**Task requirements:**
Look through the material below. Copy each line that contains the string "служащих".

**Rows:**
----
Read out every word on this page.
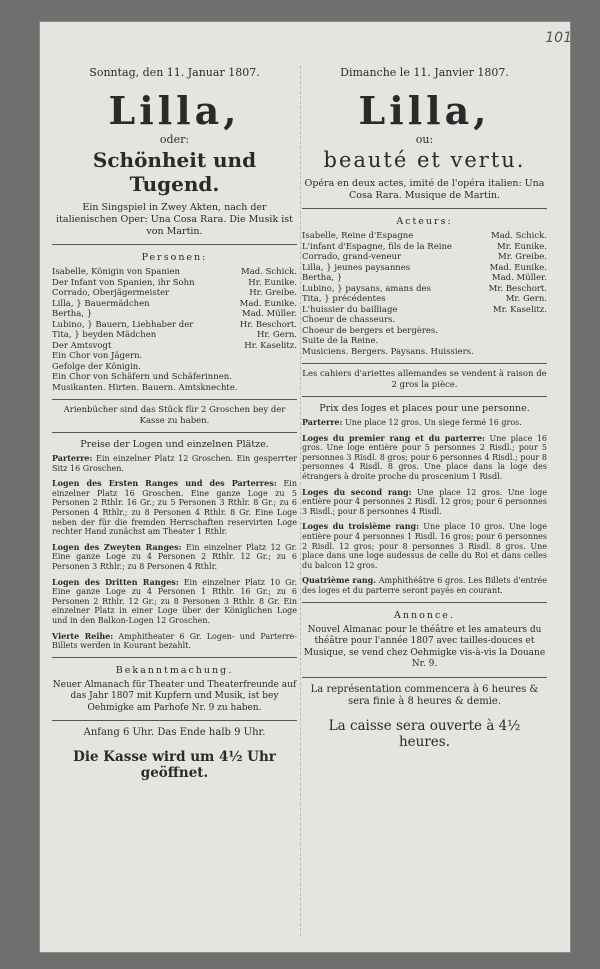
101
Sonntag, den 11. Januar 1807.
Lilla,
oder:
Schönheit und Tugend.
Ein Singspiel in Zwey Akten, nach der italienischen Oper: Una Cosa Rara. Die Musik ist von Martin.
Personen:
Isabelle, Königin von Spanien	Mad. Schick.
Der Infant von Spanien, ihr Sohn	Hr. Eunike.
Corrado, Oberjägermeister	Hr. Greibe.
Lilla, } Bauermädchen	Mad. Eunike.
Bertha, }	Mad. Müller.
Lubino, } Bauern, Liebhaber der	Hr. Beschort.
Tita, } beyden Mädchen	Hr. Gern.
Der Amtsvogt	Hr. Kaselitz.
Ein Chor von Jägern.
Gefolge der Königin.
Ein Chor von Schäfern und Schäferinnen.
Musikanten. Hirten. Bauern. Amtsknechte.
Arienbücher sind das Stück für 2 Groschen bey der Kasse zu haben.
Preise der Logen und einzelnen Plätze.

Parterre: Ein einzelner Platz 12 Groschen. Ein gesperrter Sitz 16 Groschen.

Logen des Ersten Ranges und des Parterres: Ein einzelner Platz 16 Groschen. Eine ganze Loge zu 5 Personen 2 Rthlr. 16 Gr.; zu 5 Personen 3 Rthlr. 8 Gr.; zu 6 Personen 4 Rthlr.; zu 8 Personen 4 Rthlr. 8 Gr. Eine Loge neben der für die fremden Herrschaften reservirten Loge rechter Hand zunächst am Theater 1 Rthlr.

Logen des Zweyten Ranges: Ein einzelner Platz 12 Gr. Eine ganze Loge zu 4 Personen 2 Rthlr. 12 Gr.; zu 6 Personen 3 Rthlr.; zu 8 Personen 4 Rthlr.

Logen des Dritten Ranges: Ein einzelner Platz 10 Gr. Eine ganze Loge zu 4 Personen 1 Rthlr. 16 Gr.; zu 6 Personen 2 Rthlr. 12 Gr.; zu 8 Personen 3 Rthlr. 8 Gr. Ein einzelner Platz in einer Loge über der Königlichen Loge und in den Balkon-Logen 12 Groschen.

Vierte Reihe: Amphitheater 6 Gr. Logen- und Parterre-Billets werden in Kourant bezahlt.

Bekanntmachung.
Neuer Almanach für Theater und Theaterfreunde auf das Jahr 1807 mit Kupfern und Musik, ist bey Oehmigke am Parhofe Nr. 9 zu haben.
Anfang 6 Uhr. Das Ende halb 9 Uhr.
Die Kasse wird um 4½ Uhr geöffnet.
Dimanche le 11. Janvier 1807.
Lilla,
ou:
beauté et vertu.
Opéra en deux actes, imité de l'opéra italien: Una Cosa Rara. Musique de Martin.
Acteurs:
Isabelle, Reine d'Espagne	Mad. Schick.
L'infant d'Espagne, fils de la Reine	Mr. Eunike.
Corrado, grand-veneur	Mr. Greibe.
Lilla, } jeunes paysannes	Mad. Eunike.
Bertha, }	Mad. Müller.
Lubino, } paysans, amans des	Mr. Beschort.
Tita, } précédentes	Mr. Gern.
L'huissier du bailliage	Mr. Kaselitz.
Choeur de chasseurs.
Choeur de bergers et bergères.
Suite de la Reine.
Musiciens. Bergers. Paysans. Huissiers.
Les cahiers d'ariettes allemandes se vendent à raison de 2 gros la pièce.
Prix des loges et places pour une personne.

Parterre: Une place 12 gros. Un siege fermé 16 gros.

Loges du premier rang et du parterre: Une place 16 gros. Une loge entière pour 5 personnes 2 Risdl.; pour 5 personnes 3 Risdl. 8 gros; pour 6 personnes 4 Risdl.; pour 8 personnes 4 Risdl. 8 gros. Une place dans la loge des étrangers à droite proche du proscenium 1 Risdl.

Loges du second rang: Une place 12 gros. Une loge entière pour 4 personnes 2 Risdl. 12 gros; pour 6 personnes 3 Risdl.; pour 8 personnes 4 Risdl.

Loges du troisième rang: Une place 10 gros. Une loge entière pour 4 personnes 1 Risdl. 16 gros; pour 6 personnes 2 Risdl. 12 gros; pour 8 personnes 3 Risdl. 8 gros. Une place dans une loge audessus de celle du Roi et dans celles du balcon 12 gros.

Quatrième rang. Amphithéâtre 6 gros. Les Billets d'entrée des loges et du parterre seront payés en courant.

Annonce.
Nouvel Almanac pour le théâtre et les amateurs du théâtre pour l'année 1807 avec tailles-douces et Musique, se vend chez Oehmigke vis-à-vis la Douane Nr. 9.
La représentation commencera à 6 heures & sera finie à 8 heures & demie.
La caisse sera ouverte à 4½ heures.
----
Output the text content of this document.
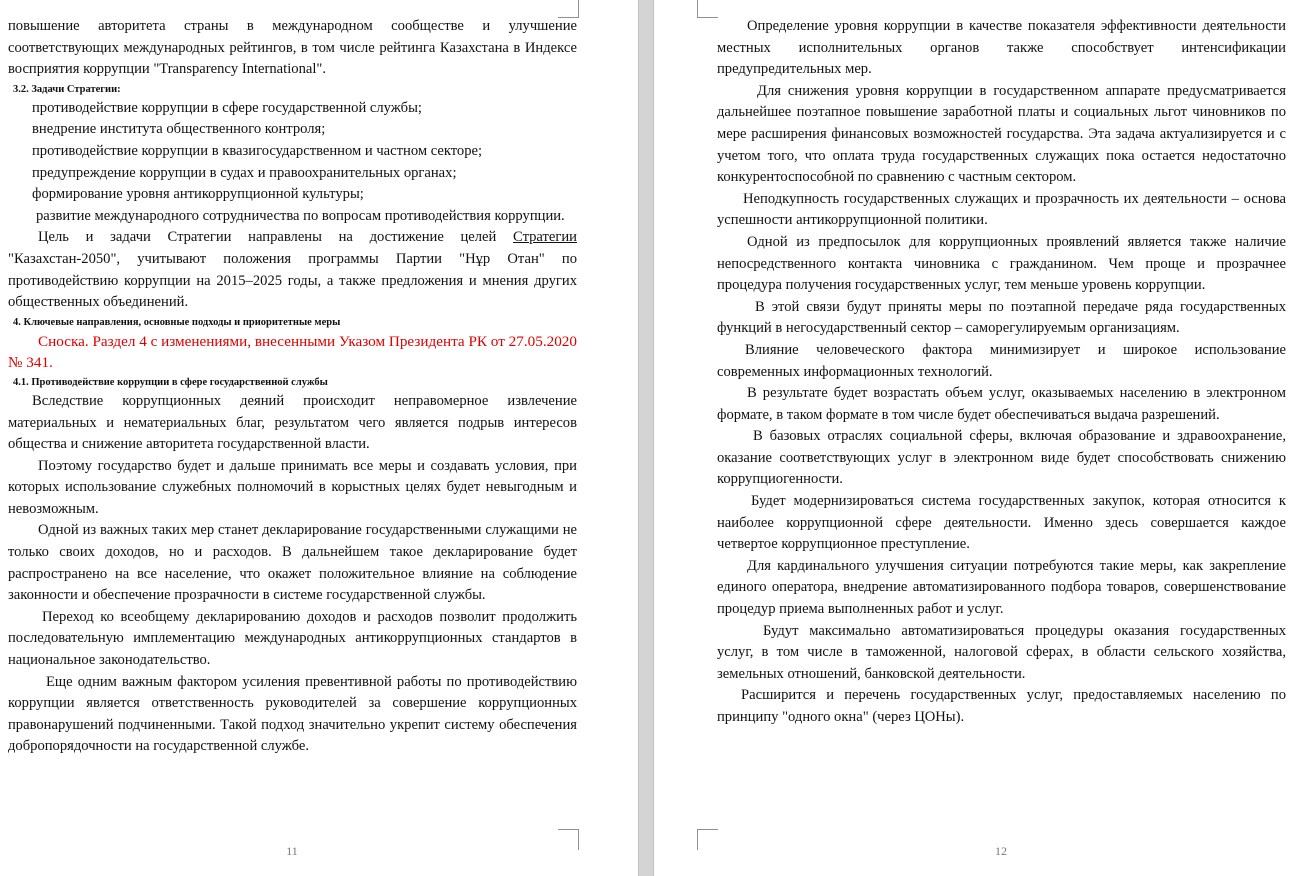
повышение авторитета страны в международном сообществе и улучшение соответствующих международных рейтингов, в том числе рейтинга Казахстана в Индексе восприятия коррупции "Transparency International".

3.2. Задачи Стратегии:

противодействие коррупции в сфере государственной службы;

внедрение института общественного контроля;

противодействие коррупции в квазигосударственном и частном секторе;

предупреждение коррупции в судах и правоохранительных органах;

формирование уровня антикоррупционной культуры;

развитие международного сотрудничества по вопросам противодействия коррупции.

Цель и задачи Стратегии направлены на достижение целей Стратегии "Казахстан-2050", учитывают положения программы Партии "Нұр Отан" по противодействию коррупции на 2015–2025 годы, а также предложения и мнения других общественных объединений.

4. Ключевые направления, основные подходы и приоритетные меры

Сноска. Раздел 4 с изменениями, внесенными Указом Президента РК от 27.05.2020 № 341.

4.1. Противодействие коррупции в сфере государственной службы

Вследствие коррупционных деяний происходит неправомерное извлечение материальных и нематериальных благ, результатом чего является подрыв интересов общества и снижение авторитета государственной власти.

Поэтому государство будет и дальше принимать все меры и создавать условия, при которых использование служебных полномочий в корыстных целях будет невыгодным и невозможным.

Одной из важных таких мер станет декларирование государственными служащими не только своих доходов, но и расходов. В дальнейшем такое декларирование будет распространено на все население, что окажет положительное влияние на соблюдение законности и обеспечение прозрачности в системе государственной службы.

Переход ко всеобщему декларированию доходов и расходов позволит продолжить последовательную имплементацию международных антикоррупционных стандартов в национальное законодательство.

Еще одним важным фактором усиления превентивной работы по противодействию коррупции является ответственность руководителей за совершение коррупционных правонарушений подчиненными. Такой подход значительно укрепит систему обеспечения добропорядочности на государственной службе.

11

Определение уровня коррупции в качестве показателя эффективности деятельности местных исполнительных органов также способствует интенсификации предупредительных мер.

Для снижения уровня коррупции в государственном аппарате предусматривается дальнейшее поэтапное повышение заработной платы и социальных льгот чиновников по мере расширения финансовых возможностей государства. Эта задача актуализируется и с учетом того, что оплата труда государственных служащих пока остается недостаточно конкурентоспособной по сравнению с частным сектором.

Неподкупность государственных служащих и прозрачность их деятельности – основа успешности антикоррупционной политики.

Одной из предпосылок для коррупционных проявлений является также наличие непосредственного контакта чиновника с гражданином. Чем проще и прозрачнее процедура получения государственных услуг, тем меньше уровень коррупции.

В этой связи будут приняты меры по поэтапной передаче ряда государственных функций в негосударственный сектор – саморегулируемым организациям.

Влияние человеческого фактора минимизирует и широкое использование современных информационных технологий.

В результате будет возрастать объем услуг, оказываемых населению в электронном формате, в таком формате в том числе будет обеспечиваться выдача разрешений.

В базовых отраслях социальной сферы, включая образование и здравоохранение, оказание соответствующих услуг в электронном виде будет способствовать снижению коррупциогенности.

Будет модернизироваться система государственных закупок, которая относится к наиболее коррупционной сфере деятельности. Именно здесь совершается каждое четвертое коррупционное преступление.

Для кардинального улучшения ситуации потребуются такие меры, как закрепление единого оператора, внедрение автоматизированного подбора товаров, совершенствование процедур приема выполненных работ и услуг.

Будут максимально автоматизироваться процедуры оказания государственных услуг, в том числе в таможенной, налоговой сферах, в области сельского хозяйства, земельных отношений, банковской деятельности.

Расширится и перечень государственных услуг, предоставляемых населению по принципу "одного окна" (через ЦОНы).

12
----
**Task output:**
Для снижения уровня коррупции в государственном аппарате предусматривается дальнейшее поэтапное повышение заработной платы и социальных льгот чиновников по мере расширения финансовых возможностей государства. Эта задача актуализируется и с учетом того, что оплата труда государственных служащих пока остается недостаточно конкурентоспособной по сравнению с частным сектором.
Неподкупность государственных служащих и прозрачность их деятельности – основа успешности антикоррупционной политики.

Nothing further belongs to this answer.